Chart and figure data:

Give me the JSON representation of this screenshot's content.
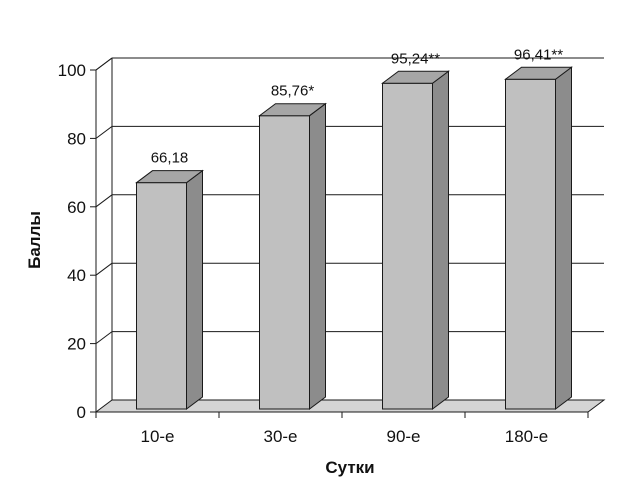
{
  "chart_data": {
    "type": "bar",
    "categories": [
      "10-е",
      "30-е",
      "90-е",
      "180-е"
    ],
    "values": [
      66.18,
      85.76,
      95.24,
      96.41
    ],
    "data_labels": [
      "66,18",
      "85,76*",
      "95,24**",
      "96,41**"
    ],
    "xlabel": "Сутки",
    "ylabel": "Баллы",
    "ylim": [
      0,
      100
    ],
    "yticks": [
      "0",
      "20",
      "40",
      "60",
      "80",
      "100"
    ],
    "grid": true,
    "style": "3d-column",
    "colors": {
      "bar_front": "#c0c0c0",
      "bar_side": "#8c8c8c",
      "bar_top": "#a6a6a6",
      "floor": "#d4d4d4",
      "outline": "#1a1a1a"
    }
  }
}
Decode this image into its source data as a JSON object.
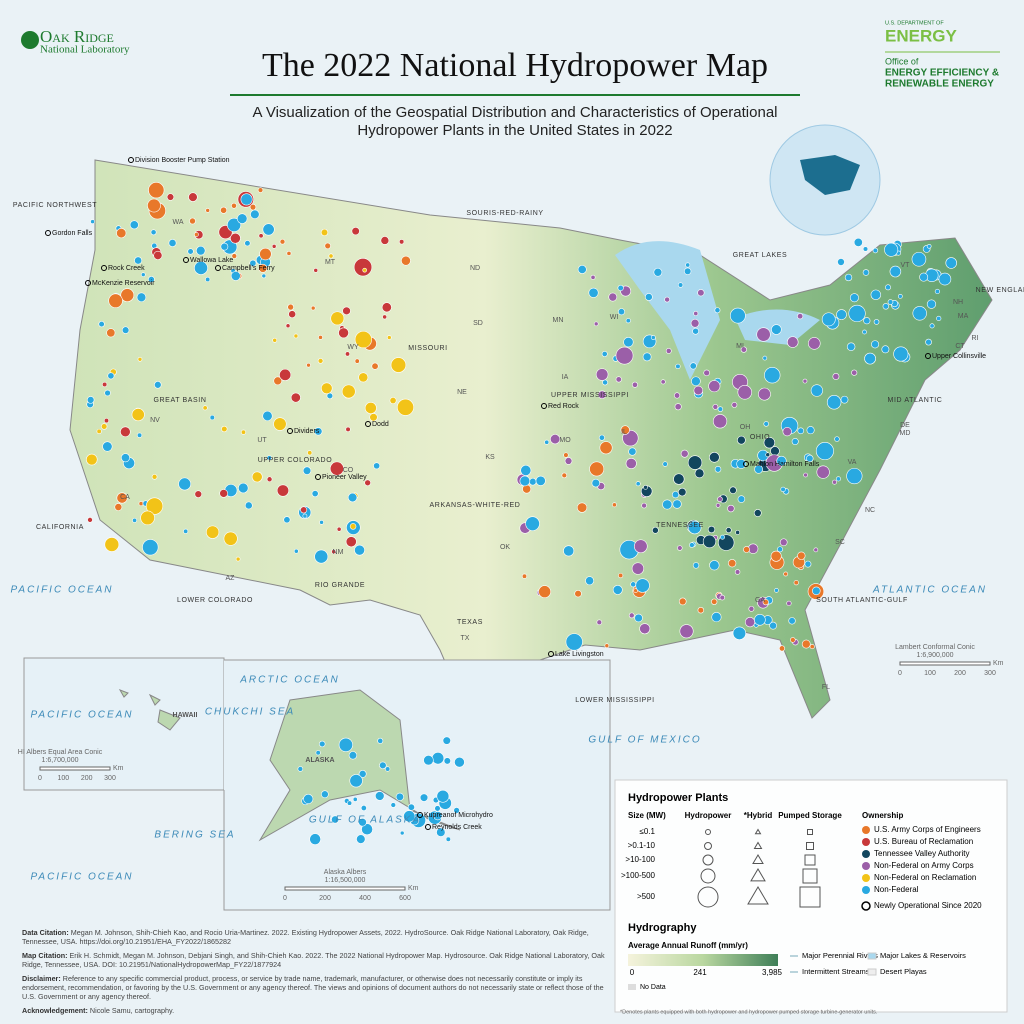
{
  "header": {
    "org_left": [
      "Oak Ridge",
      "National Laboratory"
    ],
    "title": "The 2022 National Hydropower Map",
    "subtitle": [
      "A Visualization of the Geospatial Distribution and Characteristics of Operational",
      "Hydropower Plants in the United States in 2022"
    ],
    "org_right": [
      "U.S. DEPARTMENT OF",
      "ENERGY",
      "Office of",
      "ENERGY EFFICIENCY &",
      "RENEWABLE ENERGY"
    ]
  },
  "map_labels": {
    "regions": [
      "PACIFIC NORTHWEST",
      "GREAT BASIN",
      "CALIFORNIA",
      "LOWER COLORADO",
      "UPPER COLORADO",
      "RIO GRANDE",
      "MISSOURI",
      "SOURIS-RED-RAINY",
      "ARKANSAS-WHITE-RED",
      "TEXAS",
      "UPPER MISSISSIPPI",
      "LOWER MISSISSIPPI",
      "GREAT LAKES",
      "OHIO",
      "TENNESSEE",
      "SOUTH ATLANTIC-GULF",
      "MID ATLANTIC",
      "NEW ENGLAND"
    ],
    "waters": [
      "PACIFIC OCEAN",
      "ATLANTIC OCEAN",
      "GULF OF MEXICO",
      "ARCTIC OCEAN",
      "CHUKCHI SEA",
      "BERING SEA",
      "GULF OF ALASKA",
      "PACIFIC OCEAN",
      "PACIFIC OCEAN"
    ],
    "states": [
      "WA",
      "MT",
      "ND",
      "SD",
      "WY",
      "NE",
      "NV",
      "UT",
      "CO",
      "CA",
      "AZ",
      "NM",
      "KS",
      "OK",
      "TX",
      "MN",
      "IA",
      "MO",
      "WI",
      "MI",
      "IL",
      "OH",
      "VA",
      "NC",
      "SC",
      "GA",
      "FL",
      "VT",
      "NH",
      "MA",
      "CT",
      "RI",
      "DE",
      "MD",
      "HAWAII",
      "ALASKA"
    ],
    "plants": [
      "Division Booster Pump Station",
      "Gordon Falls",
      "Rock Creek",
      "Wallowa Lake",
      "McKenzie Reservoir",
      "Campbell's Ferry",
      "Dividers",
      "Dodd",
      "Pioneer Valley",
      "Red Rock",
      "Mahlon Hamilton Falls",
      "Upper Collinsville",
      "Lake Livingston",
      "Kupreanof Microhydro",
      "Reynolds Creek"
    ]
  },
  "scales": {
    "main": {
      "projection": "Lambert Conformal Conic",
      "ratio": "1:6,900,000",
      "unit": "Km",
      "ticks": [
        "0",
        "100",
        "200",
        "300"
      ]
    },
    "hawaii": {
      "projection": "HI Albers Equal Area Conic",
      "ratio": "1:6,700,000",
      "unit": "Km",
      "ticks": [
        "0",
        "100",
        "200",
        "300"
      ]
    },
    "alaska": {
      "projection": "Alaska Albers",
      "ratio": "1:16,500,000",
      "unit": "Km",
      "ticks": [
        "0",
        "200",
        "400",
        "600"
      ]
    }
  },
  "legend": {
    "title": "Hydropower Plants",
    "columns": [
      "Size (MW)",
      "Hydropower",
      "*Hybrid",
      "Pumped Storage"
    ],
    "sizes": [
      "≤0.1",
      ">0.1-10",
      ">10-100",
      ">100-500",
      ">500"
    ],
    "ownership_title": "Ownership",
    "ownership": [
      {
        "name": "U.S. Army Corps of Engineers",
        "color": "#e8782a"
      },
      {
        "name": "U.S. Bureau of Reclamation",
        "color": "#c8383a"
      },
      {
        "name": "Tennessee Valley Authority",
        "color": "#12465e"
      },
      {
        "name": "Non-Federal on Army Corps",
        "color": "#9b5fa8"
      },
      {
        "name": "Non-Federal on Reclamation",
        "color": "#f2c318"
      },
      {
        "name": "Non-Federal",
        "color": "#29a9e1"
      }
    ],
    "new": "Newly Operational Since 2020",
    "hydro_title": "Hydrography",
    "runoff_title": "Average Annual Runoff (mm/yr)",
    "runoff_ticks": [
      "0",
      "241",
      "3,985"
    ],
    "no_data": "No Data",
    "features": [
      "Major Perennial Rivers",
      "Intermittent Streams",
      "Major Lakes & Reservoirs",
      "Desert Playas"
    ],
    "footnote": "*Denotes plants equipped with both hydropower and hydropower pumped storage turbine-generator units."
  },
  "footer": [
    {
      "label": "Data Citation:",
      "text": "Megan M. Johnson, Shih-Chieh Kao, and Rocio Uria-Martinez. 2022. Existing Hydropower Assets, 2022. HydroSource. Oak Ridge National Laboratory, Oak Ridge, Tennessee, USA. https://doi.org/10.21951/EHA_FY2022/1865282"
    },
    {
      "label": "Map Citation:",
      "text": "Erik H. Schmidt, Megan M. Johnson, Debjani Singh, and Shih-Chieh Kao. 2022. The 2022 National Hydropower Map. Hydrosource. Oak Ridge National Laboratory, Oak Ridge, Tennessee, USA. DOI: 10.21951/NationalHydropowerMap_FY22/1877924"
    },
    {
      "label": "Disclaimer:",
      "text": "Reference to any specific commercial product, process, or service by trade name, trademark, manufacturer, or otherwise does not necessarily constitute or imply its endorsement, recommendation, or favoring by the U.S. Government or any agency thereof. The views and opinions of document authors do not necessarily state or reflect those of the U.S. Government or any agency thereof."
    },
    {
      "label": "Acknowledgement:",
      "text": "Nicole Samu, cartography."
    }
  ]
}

Exercise brief:
Restate each entry word for word, please, but drop any images it holds.

Expected answer:
Give me the JSON representation of this screenshot's content.
{
  "chart_data": {
    "type": "bar",
    "categories": [
      "10-е",
      "30-е",
      "90-е",
      "180-е"
    ],
    "values": [
      66.18,
      85.76,
      95.24,
      96.41
    ],
    "data_labels": [
      "66,18",
      "85,76*",
      "95,24**",
      "96,41**"
    ],
    "xlabel": "Сутки",
    "ylabel": "Баллы",
    "ylim": [
      0,
      100
    ],
    "yticks": [
      "0",
      "20",
      "40",
      "60",
      "80",
      "100"
    ],
    "grid": true,
    "style": "3d-column",
    "colors": {
      "bar_front": "#c0c0c0",
      "bar_side": "#8c8c8c",
      "bar_top": "#a6a6a6",
      "floor": "#d4d4d4",
      "outline": "#1a1a1a"
    }
  }
}
Decode this image into its source data as a JSON object.
{
  "header": {
    "org_left": [
      "Oak Ridge",
      "National Laboratory"
    ],
    "title": "The 2022 National Hydropower Map",
    "subtitle": [
      "A Visualization of the Geospatial Distribution and Characteristics of Operational",
      "Hydropower Plants in the United States in 2022"
    ],
    "org_right": [
      "U.S. DEPARTMENT OF",
      "ENERGY",
      "Office of",
      "ENERGY EFFICIENCY &",
      "RENEWABLE ENERGY"
    ]
  },
  "map_labels": {
    "regions": [
      "PACIFIC NORTHWEST",
      "GREAT BASIN",
      "CALIFORNIA",
      "LOWER COLORADO",
      "UPPER COLORADO",
      "RIO GRANDE",
      "MISSOURI",
      "SOURIS-RED-RAINY",
      "ARKANSAS-WHITE-RED",
      "TEXAS",
      "UPPER MISSISSIPPI",
      "LOWER MISSISSIPPI",
      "GREAT LAKES",
      "OHIO",
      "TENNESSEE",
      "SOUTH ATLANTIC-GULF",
      "MID ATLANTIC",
      "NEW ENGLAND"
    ],
    "waters": [
      "PACIFIC OCEAN",
      "ATLANTIC OCEAN",
      "GULF OF MEXICO",
      "ARCTIC OCEAN",
      "CHUKCHI SEA",
      "BERING SEA",
      "GULF OF ALASKA",
      "PACIFIC OCEAN",
      "PACIFIC OCEAN"
    ],
    "states": [
      "WA",
      "MT",
      "ND",
      "SD",
      "WY",
      "NE",
      "NV",
      "UT",
      "CO",
      "CA",
      "AZ",
      "NM",
      "KS",
      "OK",
      "TX",
      "MN",
      "IA",
      "MO",
      "WI",
      "MI",
      "IL",
      "OH",
      "VA",
      "NC",
      "SC",
      "GA",
      "FL",
      "VT",
      "NH",
      "MA",
      "CT",
      "RI",
      "DE",
      "MD",
      "HAWAII",
      "ALASKA"
    ],
    "plants": [
      "Division Booster Pump Station",
      "Gordon Falls",
      "Rock Creek",
      "Wallowa Lake",
      "McKenzie Reservoir",
      "Campbell's Ferry",
      "Dividers",
      "Dodd",
      "Pioneer Valley",
      "Red Rock",
      "Mahlon Hamilton Falls",
      "Upper Collinsville",
      "Lake Livingston",
      "Kupreanof Microhydro",
      "Reynolds Creek"
    ]
  },
  "scales": {
    "main": {
      "projection": "Lambert Conformal Conic",
      "ratio": "1:6,900,000",
      "unit": "Km",
      "ticks": [
        "0",
        "100",
        "200",
        "300"
      ]
    },
    "hawaii": {
      "projection": "HI Albers Equal Area Conic",
      "ratio": "1:6,700,000",
      "unit": "Km",
      "ticks": [
        "0",
        "100",
        "200",
        "300"
      ]
    },
    "alaska": {
      "projection": "Alaska Albers",
      "ratio": "1:16,500,000",
      "unit": "Km",
      "ticks": [
        "0",
        "200",
        "400",
        "600"
      ]
    }
  },
  "legend": {
    "title": "Hydropower Plants",
    "columns": [
      "Size (MW)",
      "Hydropower",
      "*Hybrid",
      "Pumped Storage"
    ],
    "sizes": [
      "≤0.1",
      ">0.1-10",
      ">10-100",
      ">100-500",
      ">500"
    ],
    "ownership_title": "Ownership",
    "ownership": [
      {
        "name": "U.S. Army Corps of Engineers",
        "color": "#e8782a"
      },
      {
        "name": "U.S. Bureau of Reclamation",
        "color": "#c8383a"
      },
      {
        "name": "Tennessee Valley Authority",
        "color": "#12465e"
      },
      {
        "name": "Non-Federal on Army Corps",
        "color": "#9b5fa8"
      },
      {
        "name": "Non-Federal on Reclamation",
        "color": "#f2c318"
      },
      {
        "name": "Non-Federal",
        "color": "#29a9e1"
      }
    ],
    "new": "Newly Operational Since 2020",
    "hydro_title": "Hydrography",
    "runoff_title": "Average Annual Runoff (mm/yr)",
    "runoff_ticks": [
      "0",
      "241",
      "3,985"
    ],
    "no_data": "No Data",
    "features": [
      "Major Perennial Rivers",
      "Intermittent Streams",
      "Major Lakes & Reservoirs",
      "Desert Playas"
    ],
    "footnote": "*Denotes plants equipped with both hydropower and hydropower pumped storage turbine-generator units."
  },
  "footer": [
    {
      "label": "Data Citation:",
      "text": "Megan M. Johnson, Shih-Chieh Kao, and Rocio Uria-Martinez. 2022. Existing Hydropower Assets, 2022. HydroSource. Oak Ridge National Laboratory, Oak Ridge, Tennessee, USA. https://doi.org/10.21951/EHA_FY2022/1865282"
    },
    {
      "label": "Map Citation:",
      "text": "Erik H. Schmidt, Megan M. Johnson, Debjani Singh, and Shih-Chieh Kao. 2022. The 2022 National Hydropower Map. Hydrosource. Oak Ridge National Laboratory, Oak Ridge, Tennessee, USA. DOI: 10.21951/NationalHydropowerMap_FY22/1877924"
    },
    {
      "label": "Disclaimer:",
      "text": "Reference to any specific commercial product, process, or service by trade name, trademark, manufacturer, or otherwise does not necessarily constitute or imply its endorsement, recommendation, or favoring by the U.S. Government or any agency thereof. The views and opinions of document authors do not necessarily state or reflect those of the U.S. Government or any agency thereof."
    },
    {
      "label": "Acknowledgement:",
      "text": "Nicole Samu, cartography."
    }
  ]
}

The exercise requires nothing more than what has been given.